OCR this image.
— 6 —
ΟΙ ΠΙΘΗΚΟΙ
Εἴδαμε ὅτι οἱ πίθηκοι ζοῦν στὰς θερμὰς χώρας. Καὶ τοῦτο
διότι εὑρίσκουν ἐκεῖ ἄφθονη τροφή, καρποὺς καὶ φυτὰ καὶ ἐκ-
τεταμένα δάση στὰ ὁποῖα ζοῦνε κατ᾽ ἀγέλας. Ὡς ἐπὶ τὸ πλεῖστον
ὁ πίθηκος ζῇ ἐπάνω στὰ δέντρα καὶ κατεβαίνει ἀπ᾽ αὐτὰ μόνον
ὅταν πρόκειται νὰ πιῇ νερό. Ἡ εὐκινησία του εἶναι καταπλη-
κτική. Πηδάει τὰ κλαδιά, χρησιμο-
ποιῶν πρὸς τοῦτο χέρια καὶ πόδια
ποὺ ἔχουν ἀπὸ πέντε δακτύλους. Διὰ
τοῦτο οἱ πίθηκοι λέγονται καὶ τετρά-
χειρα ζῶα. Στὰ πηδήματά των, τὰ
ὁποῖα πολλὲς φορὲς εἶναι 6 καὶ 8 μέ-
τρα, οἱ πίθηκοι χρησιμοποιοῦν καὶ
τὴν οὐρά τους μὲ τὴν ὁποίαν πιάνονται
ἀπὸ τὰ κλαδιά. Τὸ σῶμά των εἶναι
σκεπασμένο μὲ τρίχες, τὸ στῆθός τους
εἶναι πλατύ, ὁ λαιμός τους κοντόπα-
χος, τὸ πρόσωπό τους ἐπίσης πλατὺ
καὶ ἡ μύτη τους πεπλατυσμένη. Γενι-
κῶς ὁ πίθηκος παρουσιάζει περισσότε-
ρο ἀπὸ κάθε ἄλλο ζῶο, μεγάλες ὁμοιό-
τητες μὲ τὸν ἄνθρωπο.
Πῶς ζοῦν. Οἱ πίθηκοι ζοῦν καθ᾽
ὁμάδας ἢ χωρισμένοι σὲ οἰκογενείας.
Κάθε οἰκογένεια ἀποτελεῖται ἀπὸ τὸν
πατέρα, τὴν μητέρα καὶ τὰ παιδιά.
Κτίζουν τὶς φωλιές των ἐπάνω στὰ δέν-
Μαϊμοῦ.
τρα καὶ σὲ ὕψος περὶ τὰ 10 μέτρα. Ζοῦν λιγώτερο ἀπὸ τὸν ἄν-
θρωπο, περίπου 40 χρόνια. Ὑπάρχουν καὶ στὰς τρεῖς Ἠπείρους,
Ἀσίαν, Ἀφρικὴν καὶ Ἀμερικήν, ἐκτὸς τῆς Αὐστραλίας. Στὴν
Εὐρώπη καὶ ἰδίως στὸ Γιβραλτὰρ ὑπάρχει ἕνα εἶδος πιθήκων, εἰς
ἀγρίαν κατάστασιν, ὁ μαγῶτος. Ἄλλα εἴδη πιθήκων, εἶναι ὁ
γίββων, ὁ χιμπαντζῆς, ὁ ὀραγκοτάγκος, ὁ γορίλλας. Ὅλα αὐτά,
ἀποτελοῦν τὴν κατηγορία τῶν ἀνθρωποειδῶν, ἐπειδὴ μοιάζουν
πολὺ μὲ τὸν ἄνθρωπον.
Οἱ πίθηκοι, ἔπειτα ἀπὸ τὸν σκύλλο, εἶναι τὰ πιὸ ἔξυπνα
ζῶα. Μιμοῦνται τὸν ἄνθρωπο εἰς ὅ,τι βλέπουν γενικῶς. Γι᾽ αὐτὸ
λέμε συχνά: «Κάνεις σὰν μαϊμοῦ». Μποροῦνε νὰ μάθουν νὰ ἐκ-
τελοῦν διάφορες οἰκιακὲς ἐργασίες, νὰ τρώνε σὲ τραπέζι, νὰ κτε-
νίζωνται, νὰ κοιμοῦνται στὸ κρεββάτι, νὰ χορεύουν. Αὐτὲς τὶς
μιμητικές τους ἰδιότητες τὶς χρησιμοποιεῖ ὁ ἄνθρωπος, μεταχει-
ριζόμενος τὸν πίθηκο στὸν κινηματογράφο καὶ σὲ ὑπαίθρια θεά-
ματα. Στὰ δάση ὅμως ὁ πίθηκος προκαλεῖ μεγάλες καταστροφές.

══════════════════════════════

> Stated task: Once more, set down the full listing, verbatim.

> Response to the task:
OCR this image.
— 6 —
ΟΙ ΠΙΘΗΚΟΙ
Εἴδαμε ὅτι οἱ πίθηκοι ζοῦν στὰς θερμὰς χώρας. Καὶ τοῦτο
διότι εὑρίσκουν ἐκεῖ ἄφθονη τροφή, καρποὺς καὶ φυτὰ καὶ ἐκ-
τεταμένα δάση στὰ ὁποῖα ζοῦνε κατ᾽ ἀγέλας. Ὡς ἐπὶ τὸ πλεῖστον
ὁ πίθηκος ζῇ ἐπάνω στὰ δέντρα καὶ κατεβαίνει ἀπ᾽ αὐτὰ μόνον
ὅταν πρόκειται νὰ πιῇ νερό. Ἡ εὐκινησία του εἶναι καταπλη-
κτική. Πηδάει τὰ κλαδιά, χρησιμο-
ποιῶν πρὸς τοῦτο χέρια καὶ πόδια
ποὺ ἔχουν ἀπὸ πέντε δακτύλους. Διὰ
τοῦτο οἱ πίθηκοι λέγονται καὶ τετρά-
χειρα ζῶα. Στὰ πηδήματά των, τὰ
ὁποῖα πολλὲς φορὲς εἶναι 6 καὶ 8 μέ-
τρα, οἱ πίθηκοι χρησιμοποιοῦν καὶ
τὴν οὐρά τους μὲ τὴν ὁποίαν πιάνονται
ἀπὸ τὰ κλαδιά. Τὸ σῶμά των εἶναι
σκεπασμένο μὲ τρίχες, τὸ στῆθός τους
εἶναι πλατύ, ὁ λαιμός τους κοντόπα-
χος, τὸ πρόσωπό τους ἐπίσης πλατὺ
καὶ ἡ μύτη τους πεπλατυσμένη. Γενι-
κῶς ὁ πίθηκος παρουσιάζει περισσότε-
ρο ἀπὸ κάθε ἄλλο ζῶο, μεγάλες ὁμοιό-
τητες μὲ τὸν ἄνθρωπο.
Πῶς ζοῦν. Οἱ πίθηκοι ζοῦν καθ᾽
ὁμάδας ἢ χωρισμένοι σὲ οἰκογενείας.
Κάθε οἰκογένεια ἀποτελεῖται ἀπὸ τὸν
πατέρα, τὴν μητέρα καὶ τὰ παιδιά.
Κτίζουν τὶς φωλιές των ἐπάνω στὰ δέν-
Μαϊμοῦ.
τρα καὶ σὲ ὕψος περὶ τὰ 10 μέτρα. Ζοῦν λιγώτερο ἀπὸ τὸν ἄν-
θρωπο, περίπου 40 χρόνια. Ὑπάρχουν καὶ στὰς τρεῖς Ἠπείρους,
Ἀσίαν, Ἀφρικὴν καὶ Ἀμερικήν, ἐκτὸς τῆς Αὐστραλίας. Στὴν
Εὐρώπη καὶ ἰδίως στὸ Γιβραλτὰρ ὑπάρχει ἕνα εἶδος πιθήκων, εἰς
ἀγρίαν κατάστασιν, ὁ μαγῶτος. Ἄλλα εἴδη πιθήκων, εἶναι ὁ
γίββων, ὁ χιμπαντζῆς, ὁ ὀραγκοτάγκος, ὁ γορίλλας. Ὅλα αὐτά,
ἀποτελοῦν τὴν κατηγορία τῶν ἀνθρωποειδῶν, ἐπειδὴ μοιάζουν
πολὺ μὲ τὸν ἄνθρωπον.
Οἱ πίθηκοι, ἔπειτα ἀπὸ τὸν σκύλλο, εἶναι τὰ πιὸ ἔξυπνα
ζῶα. Μιμοῦνται τὸν ἄνθρωπο εἰς ὅ,τι βλέπουν γενικῶς. Γι᾽ αὐτὸ
λέμε συχνά: «Κάνεις σὰν μαϊμοῦ». Μποροῦνε νὰ μάθουν νὰ ἐκ-
τελοῦν διάφορες οἰκιακὲς ἐργασίες, νὰ τρώνε σὲ τραπέζι, νὰ κτε-
νίζωνται, νὰ κοιμοῦνται στὸ κρεββάτι, νὰ χορεύουν. Αὐτὲς τὶς
μιμητικές τους ἰδιότητες τὶς χρησιμοποιεῖ ὁ ἄνθρωπος, μεταχει-
ριζόμενος τὸν πίθηκο στὸν κινηματογράφο καὶ σὲ ὑπαίθρια θεά-
ματα. Στὰ δάση ὅμως ὁ πίθηκος προκαλεῖ μεγάλες καταστροφές.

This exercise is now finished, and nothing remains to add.